● **Assigned task A**:
Answer these questions from the quiz agent guide:
(i) On the Buzz Confidence Graph, what marks the buzz point?
(ii) What appears when you click the "Pipeline Preview" dropdown?
(iii) Which output variables are required for bonus agents?
● **Assigned task B**:
Write the next part of the quiz agent guide, starting after its final sentence.

● **Selected text**:
+ + +
	- Enter a Question ID or use the provided sample question.
	- Check "Early Stop" if you want to stop processing once the agent buzzes.
	- Click "Run on Tossup Question" to test your agent.
	- Review the answer and click "Buzz Confidence" to see confidence metrics.

	7. Understanding Tossup Results Visualization:

	![Tossup Results Visualization showing a question about Sigmund Freud with a confidence graph](./imgs/tossup-viz.png)

	After running a tossup question, you'll see the results displayed in several ways:
	- Highlighted Question Text:
	- Key terms are highlighted throughout the question, where the agent was evaluated.
	- Click any highlighted word to see an answer popup with the confidence at that point.
	- Buzz point appears in green / red (e.g., "Eckstein's") based on whether the agent was correct or not.
	- Answer Popup:
	- Displays final answer, confidence score, and correctness indicator
	- Appears when hovering over buzzpoints or hovering over highlighted terms

	- Buzz Confidence Graph:
	- X-axis: token position; Y-axis: confidence (0.0-1.0)
	- Blue line shows confidence progression
	- Amber vertical line marks buzz point
	- Dashed horizontal line shows confidence threshold

	This visualization helps evaluate:
	- Most informative clues
	- Confidence threshold calibration
	- Whether agent should be more aggressive or conservative

	8. Exporting Your Pipeline:
	- Once you're satisfied with your agent, click "Export Pipeline" to save your configuration.
	- Click the "Pipeline Preview" dropdown to see the YAML configuration.
	- You can download this configuration for future use or submission.

	## Creating a Bonus Agent

	1. Navigate to the "Bonus Round Agents" tab at the top of the interface.

	2. Creating a Pipeline:
	- Note the input variables `leadin, part` and output variables `answer, confidence, explanation` required for bonus agents.
+ + +
● **Available data**:
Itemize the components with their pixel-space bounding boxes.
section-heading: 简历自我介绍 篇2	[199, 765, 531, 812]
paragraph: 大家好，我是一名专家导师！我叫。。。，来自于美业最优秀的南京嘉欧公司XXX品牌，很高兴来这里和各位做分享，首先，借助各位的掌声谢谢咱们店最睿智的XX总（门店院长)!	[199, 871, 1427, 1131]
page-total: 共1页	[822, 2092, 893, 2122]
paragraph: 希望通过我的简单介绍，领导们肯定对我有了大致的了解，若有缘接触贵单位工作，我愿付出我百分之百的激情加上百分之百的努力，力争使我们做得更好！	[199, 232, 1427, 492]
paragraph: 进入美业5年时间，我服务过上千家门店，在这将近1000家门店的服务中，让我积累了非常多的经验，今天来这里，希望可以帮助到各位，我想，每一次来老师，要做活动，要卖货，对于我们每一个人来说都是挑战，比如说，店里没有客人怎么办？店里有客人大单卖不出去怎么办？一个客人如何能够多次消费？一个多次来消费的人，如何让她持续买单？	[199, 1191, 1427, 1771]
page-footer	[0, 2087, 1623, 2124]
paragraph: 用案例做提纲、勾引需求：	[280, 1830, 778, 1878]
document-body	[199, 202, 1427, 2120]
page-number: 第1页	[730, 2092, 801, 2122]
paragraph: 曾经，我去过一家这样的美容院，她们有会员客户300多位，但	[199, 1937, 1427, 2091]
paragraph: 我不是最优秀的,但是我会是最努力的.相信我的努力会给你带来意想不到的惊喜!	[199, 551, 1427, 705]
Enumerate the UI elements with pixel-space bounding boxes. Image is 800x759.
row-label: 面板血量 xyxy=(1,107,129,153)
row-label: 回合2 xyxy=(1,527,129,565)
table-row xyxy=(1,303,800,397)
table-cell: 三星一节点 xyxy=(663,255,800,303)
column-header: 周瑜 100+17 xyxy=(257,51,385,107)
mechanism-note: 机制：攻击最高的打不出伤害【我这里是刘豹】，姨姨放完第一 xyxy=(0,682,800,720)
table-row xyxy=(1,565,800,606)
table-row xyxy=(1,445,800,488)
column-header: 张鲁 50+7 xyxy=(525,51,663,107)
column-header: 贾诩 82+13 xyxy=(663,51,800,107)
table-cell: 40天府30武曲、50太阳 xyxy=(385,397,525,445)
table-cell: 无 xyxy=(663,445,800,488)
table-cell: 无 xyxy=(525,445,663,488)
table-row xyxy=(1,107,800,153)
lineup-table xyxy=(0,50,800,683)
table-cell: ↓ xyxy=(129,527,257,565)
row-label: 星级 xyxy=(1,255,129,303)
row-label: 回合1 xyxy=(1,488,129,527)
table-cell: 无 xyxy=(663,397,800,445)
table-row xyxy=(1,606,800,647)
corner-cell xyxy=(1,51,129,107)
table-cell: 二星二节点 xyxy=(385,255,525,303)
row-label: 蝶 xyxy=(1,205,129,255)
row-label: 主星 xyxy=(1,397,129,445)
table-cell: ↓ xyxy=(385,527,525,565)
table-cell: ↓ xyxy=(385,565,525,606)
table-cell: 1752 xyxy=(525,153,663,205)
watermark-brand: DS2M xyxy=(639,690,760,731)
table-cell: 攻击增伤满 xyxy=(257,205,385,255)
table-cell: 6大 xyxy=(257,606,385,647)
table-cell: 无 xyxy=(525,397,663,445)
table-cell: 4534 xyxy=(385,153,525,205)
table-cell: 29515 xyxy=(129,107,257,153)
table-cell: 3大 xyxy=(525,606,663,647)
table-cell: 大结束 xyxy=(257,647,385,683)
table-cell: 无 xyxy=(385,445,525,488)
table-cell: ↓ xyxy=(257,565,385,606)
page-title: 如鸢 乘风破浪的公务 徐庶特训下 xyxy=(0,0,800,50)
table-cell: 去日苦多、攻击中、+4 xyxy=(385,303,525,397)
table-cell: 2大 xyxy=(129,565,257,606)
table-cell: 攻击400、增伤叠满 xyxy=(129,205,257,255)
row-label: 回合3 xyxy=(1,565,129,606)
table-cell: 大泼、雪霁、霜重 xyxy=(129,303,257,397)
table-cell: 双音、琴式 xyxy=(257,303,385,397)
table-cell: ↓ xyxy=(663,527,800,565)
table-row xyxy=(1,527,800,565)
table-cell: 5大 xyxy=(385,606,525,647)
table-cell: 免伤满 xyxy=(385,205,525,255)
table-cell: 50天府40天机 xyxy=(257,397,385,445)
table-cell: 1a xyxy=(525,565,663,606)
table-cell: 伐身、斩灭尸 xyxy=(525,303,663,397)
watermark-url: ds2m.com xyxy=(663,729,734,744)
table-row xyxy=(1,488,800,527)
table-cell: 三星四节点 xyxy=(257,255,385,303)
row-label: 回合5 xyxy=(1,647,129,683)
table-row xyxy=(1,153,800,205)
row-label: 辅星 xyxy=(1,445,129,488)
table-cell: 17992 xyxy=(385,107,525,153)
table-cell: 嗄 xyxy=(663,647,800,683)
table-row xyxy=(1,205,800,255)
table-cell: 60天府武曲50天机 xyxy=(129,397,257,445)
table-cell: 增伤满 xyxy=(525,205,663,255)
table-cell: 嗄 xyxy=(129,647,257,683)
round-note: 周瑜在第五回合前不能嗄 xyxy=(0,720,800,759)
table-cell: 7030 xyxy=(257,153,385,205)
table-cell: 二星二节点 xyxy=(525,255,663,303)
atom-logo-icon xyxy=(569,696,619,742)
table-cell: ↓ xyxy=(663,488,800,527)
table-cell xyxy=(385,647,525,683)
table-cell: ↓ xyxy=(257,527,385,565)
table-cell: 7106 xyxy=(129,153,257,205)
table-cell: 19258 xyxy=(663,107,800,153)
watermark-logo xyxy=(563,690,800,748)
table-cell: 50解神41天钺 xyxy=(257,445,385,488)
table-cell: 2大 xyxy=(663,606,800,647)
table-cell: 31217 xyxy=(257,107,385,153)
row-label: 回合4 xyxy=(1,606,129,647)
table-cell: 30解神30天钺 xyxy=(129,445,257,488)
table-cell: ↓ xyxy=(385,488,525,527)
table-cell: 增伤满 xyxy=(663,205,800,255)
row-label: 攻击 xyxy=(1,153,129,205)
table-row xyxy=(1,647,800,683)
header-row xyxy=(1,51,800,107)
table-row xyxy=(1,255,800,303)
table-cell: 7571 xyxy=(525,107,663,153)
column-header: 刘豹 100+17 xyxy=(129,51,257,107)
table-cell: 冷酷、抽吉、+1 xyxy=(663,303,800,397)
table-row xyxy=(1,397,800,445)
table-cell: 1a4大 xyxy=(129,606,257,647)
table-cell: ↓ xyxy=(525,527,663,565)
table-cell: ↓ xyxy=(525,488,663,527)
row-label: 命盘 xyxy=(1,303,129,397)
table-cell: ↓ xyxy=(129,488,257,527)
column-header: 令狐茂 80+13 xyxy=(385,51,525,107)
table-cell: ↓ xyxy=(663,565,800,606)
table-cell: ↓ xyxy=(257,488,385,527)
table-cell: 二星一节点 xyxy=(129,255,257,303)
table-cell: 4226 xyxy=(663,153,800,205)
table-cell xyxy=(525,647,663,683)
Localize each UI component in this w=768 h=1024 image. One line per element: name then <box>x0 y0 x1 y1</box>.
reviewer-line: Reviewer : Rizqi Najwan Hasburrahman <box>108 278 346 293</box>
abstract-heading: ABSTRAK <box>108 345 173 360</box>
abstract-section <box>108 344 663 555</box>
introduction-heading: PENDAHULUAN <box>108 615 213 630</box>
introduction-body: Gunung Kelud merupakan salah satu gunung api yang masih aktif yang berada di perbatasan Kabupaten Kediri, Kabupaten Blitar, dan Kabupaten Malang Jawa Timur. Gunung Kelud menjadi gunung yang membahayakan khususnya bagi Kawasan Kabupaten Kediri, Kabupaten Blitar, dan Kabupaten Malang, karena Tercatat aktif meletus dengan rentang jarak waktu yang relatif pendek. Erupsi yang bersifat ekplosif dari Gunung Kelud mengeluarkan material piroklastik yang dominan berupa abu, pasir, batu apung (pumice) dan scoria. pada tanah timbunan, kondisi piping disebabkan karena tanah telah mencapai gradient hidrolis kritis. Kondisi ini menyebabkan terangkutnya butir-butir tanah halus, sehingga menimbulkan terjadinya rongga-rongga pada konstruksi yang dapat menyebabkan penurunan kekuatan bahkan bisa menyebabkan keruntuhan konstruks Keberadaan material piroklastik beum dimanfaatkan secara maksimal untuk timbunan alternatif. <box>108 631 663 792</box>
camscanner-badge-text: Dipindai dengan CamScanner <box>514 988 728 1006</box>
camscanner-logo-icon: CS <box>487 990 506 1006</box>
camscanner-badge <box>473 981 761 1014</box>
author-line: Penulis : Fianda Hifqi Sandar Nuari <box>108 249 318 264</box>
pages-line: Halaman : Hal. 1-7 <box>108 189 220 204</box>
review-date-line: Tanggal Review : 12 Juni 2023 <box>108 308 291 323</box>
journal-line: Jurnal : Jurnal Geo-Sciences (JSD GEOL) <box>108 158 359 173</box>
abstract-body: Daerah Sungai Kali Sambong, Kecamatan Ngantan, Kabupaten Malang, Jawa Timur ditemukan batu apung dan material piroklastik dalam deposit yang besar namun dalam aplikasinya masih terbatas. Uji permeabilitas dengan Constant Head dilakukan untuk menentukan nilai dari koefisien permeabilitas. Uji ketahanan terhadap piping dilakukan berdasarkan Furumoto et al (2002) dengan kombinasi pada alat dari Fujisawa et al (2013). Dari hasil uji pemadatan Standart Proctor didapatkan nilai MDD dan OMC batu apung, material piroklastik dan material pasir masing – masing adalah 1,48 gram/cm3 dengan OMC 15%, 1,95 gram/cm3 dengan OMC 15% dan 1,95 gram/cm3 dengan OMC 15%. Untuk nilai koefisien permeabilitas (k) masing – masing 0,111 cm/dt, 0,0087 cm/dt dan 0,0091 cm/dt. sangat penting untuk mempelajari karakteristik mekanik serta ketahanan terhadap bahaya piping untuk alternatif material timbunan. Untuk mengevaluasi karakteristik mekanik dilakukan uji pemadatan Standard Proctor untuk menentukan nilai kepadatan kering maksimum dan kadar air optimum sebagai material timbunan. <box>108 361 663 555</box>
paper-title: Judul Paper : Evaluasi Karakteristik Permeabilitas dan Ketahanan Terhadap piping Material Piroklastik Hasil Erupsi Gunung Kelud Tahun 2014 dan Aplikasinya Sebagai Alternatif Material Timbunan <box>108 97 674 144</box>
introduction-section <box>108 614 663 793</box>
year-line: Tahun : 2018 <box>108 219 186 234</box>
+ + +
● **Written reply A**:
(i) An amber vertical line.
(ii) The YAML configuration.
(iii) `answer, confidence, explanation`

● **Written reply B**:
	- The default setup includes a single agent step labeled "A: Bonus Agent".

	3. Configuring Your Agent:
	- Select your preferred model from the dropdown.
	- Adjust the temperature slider.
	- Customize the system prompt to provide instructions for handling bonus questions.
	- Include clear formatting expectations for answer, confidence, and explanation.

	4. Testing Your Agent:
	- Enter a bonus question with leadin and part text.
	- Click the appropriate run button to test your agent.
	- Review the agent's answer, confidence, and explanation.

	5. Exporting Your Pipeline:
	- Click "Export Pipeline" to save your configuration.

	## Advanced Features

	### Multi-step Pipelines

	1. Adding Steps:
	- Click "+ Add Step" to add additional processing steps.
	- Each step can use different models or system prompts.
	- Use steps for different tasks like analysis, answer generation, and confidence calculation.

	2. Variable Mapping:
	- Connect outputs from earlier steps to inputs for later steps.
	- The final output variables must map to your defined outputs (answer, confidence, etc.).

	### Importing Existing Pipelines

	1. Click the "Select Pipeline to Import..." dropdown.
	2. Choose an existing pipeline to load its configuration.
	3. Click "Import Pipeline" to load it into the interface.
	4. Modify as needed for your specific use case.

	For a detailed example of importing and modifying a sophisticated multi-step pipeline, see our [Advanced Pipeline Examples](./advanced-pipeline-examples.md) guide, which walks through enhancing the two-step justified confidence model.

	## Submitting Your Agent

	1. Evaluate Your Agent:
	- Before submission, click "Evaluate" to run a thorough assessment.
	- This helps identify potential issues before formal submission.

	2. Model Submission:
	- Fill in the "Model Name" and "Description" fields with appropriate information.
	- Click "Sign in with Hugging Face" to authenticate.
	- Click "Submit" to submit your agent for official evaluation.

	## Best Practices

	1. System Prompts:
	- Be specific about output formats in your system prompts.
	- For tossups, instruct the model to provide confidence scores.
	- For bonuses, instruct the model to explain its reasoning.

	2. Confidence Calibration:
	- Fine-tune your buzzer threshold based on testing.
	- Too high: agent might miss answerable questions.
	- Too low: agent might buzz incorrectly.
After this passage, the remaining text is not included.